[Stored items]
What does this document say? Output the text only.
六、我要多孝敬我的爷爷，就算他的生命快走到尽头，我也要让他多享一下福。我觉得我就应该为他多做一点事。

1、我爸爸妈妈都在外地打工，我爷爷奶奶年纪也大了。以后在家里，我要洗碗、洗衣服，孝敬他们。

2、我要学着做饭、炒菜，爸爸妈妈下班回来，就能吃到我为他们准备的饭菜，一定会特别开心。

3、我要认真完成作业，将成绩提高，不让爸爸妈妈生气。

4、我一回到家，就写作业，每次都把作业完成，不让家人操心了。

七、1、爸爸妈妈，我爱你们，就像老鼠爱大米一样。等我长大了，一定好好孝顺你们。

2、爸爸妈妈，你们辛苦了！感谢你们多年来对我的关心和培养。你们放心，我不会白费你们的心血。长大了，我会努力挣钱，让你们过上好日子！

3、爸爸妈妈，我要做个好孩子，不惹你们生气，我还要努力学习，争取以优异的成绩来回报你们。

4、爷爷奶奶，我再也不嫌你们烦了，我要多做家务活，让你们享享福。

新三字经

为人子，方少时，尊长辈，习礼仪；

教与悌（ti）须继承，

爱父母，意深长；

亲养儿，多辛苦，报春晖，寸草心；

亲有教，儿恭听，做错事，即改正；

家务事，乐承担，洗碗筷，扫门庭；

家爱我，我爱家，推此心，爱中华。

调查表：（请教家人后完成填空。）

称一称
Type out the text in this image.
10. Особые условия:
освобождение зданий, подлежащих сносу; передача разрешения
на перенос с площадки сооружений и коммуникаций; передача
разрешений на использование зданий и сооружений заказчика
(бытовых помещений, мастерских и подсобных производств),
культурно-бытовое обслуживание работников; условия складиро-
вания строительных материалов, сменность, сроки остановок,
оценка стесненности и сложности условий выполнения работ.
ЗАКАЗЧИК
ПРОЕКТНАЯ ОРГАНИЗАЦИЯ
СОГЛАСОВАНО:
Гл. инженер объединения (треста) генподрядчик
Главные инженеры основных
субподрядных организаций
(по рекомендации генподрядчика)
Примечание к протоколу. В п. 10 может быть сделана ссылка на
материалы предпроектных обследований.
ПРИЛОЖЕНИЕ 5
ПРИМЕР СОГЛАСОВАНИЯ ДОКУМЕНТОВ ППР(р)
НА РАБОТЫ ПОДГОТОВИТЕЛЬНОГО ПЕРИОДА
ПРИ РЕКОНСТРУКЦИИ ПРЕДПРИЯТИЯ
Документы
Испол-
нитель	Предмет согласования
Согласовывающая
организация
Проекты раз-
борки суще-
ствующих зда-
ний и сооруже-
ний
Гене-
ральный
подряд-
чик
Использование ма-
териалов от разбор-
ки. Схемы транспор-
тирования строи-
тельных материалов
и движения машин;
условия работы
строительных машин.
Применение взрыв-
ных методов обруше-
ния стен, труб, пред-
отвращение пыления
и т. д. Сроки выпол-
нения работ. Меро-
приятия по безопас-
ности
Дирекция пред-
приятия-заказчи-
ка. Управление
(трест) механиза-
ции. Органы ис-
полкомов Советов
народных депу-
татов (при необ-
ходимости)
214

- [What you have to do]: Copy every line that includes the string "строительных" from the material above.

- [Complete output]:
вания строительных материалов, сменность, сроки остановок,
строительных машин.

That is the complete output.